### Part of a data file
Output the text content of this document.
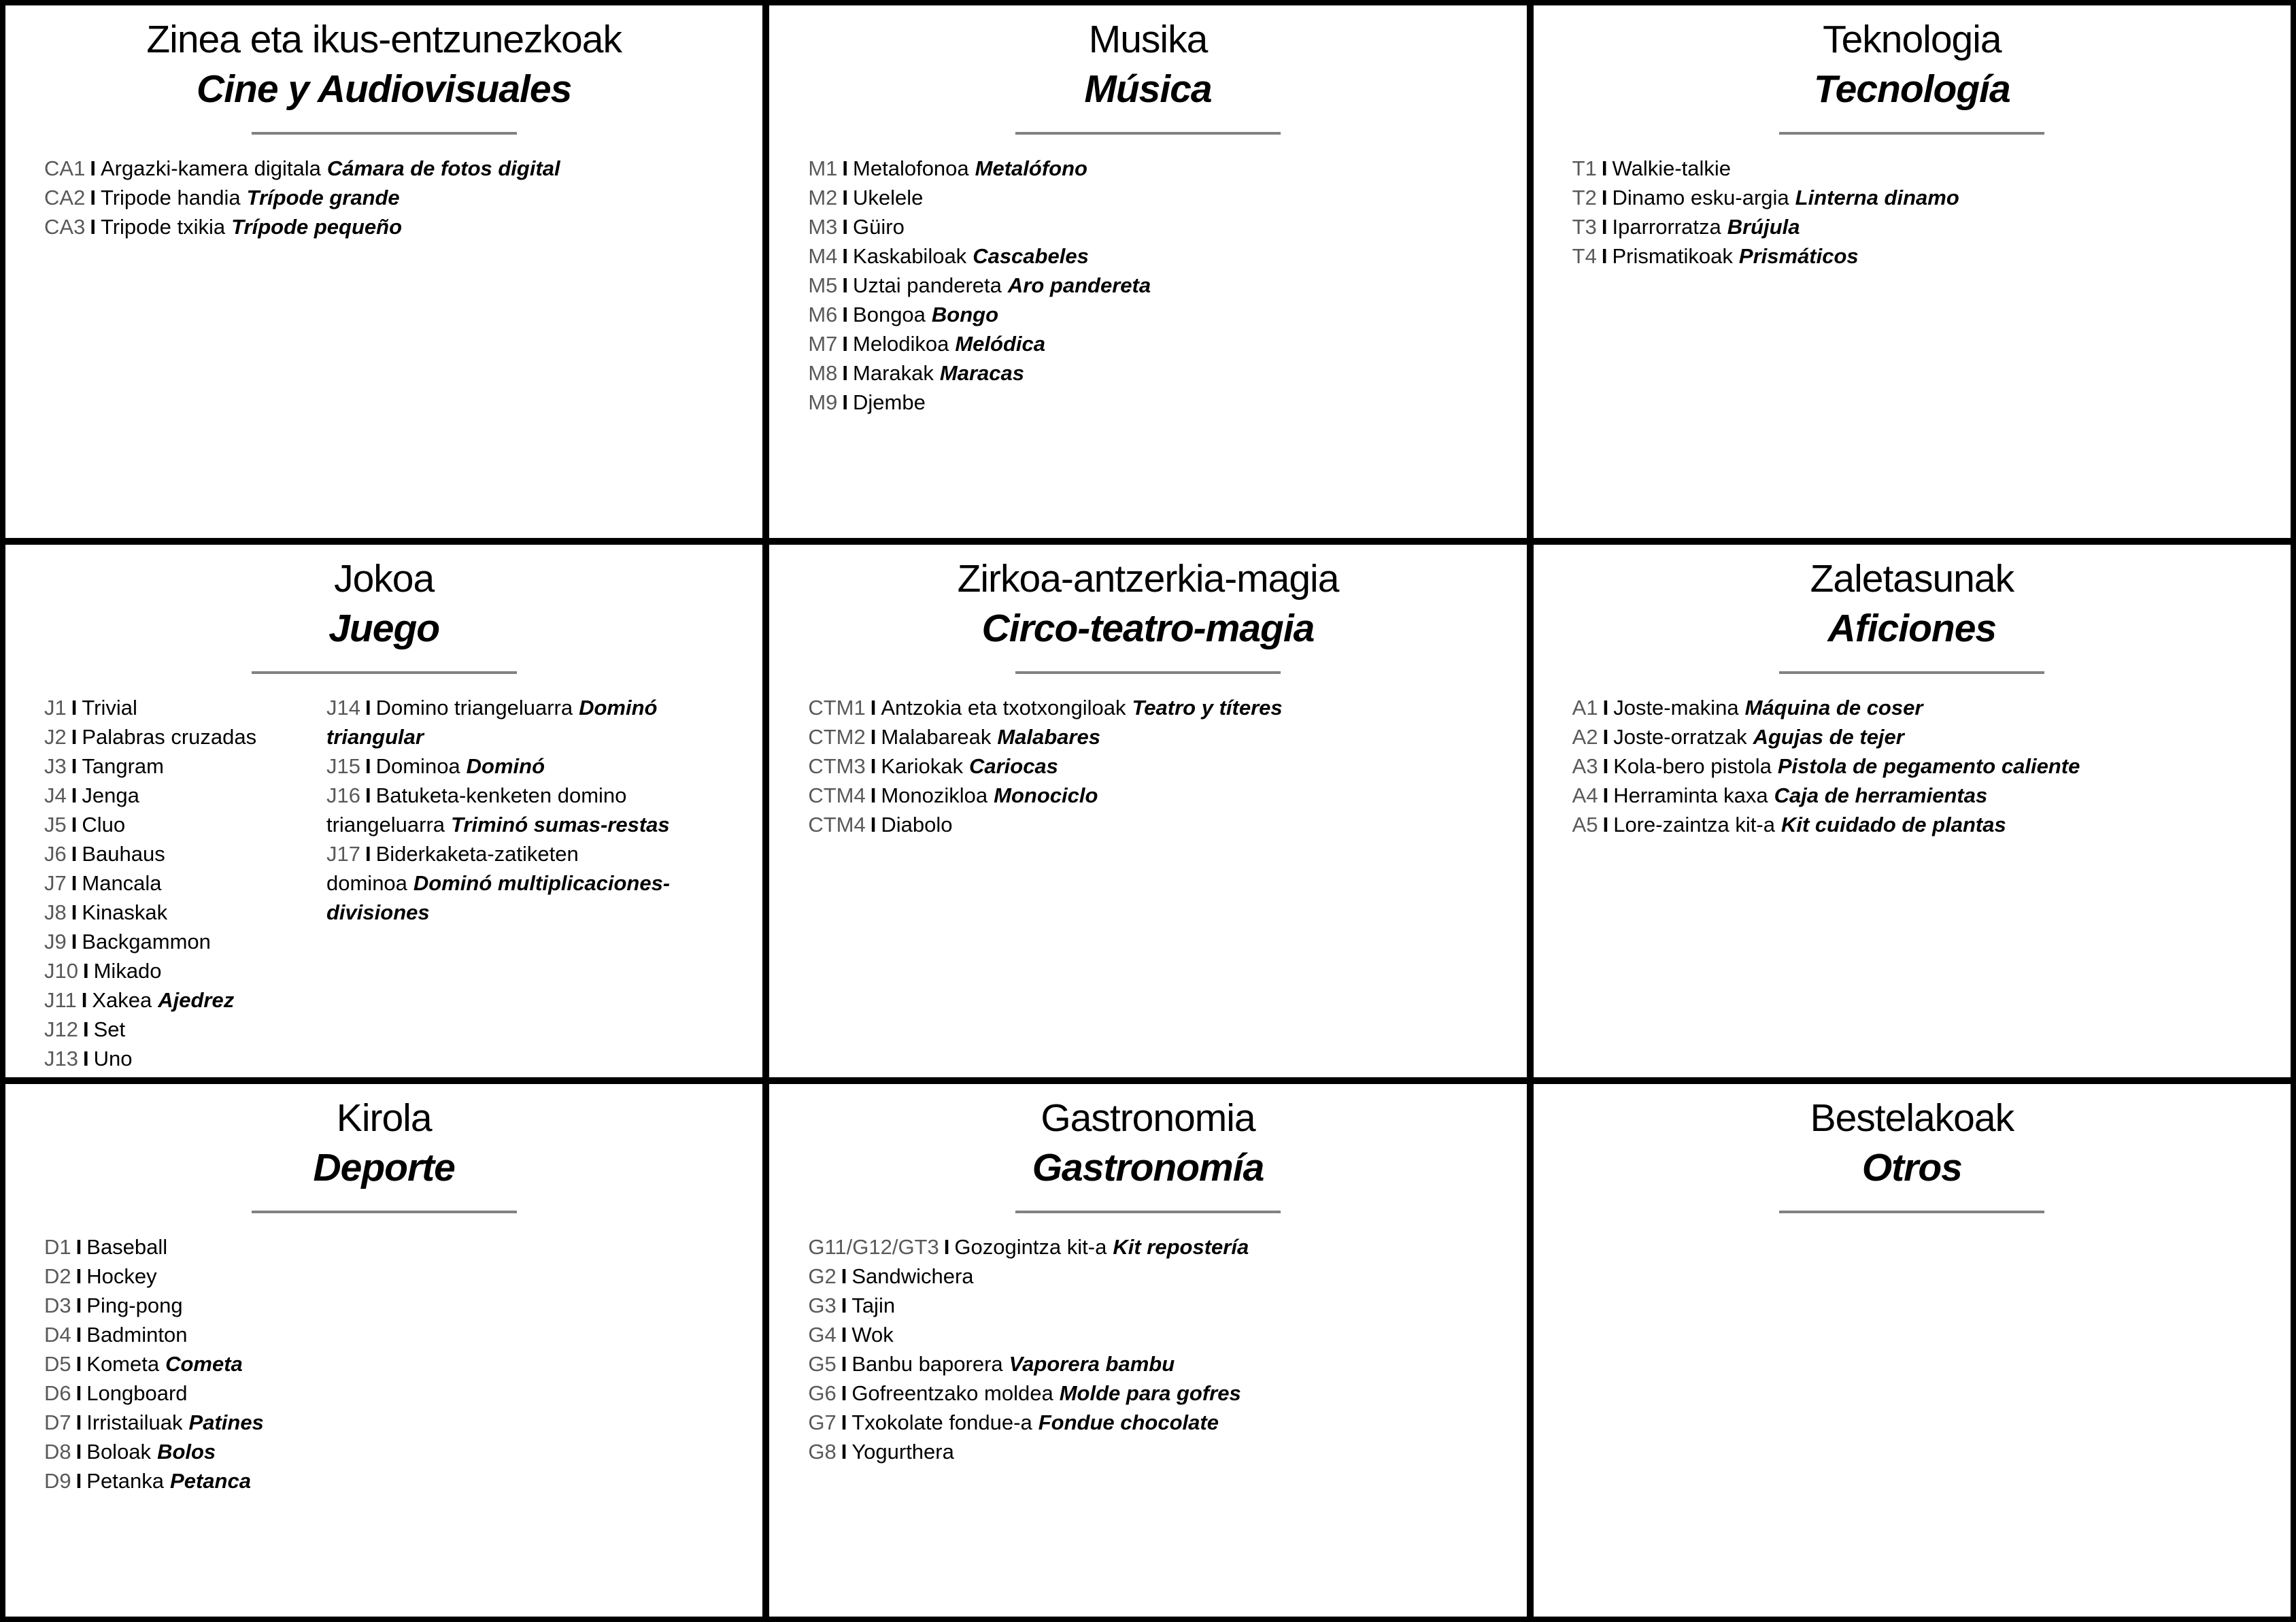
Zinea eta ikus-entzunezkoak
Cine y Audiovisuales
CA1 I Argazki-kamera digitala Cámara de fotos digital
CA2 I Tripode handia Trípode grande
CA3 I Tripode txikia Trípode pequeño
Musika
Música
M1 I Metalofonoa Metalófono
M2 I Ukelele
M3 I Güiro
M4 I Kaskabiloak Cascabeles
M5 I Uztai pandereta Aro pandereta
M6 I Bongoa Bongo
M7 I Melodikoa Melódica
M8 I Marakak Maracas
M9 I Djembe
Teknologia
Tecnología
T1 I Walkie-talkie
T2 I Dinamo esku-argia Linterna dinamo
T3 I Iparrorratza Brújula
T4 I Prismatikoak Prismáticos
Jokoa
Juego
J1 I Trivial
J2 I Palabras cruzadas
J3 I Tangram
J4 I Jenga
J5 I Cluo
J6 I Bauhaus
J7 I Mancala
J8 I Kinaskak
J9 I Backgammon
J10 I Mikado
J11 I Xakea Ajedrez
J12 I Set
J13 I Uno
J14 I Domino triangeluarra Dominó triangular
J15 I Dominoa Dominó
J16 I Batuketa-kenketen domino triangeluarra Triminó sumas-restas
J17 I Biderkaketa-zatiketen dominoa Dominó multiplicaciones-divisiones
Zirkoa-antzerkia-magia
Circo-teatro-magia
CTM1 I Antzokia eta txotxongiloak Teatro y títeres
CTM2 I Malabareak Malabares
CTM3 I Kariokak Cariocas
CTM4 I Monozikloa Monociclo
CTM4 I Diabolo
Zaletasunak
Aficiones
A1 I Joste-makina Máquina de coser
A2 I Joste-orratzak Agujas de tejer
A3 I Kola-bero pistola Pistola de pegamento caliente
A4 I Herraminta kaxa Caja de herramientas
A5 I Lore-zaintza kit-a Kit cuidado de plantas
Kirola
Deporte
D1 I Baseball
D2 I Hockey
D3 I Ping-pong
D4 I Badminton
D5 I Kometa Cometa
D6 I Longboard
D7 I Irristailuak Patines
D8 I Boloak Bolos
D9 I Petanka Petanca
Gastronomia
Gastronomía
G11/G12/GT3 I Gozogintza kit-a Kit repostería
G2 I Sandwichera
G3 I Tajin
G4 I Wok
G5 I Banbu baporera Vaporera bambu
G6 I Gofreentzako moldea Molde para gofres
G7 I Txokolate fondue-a Fondue chocolate
G8 I Yogurthera
Bestelakoak
Otros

### Do this
Go over the records above and tally the lines with the word "Joste" in them. Give the number alone.

### Result of the task
2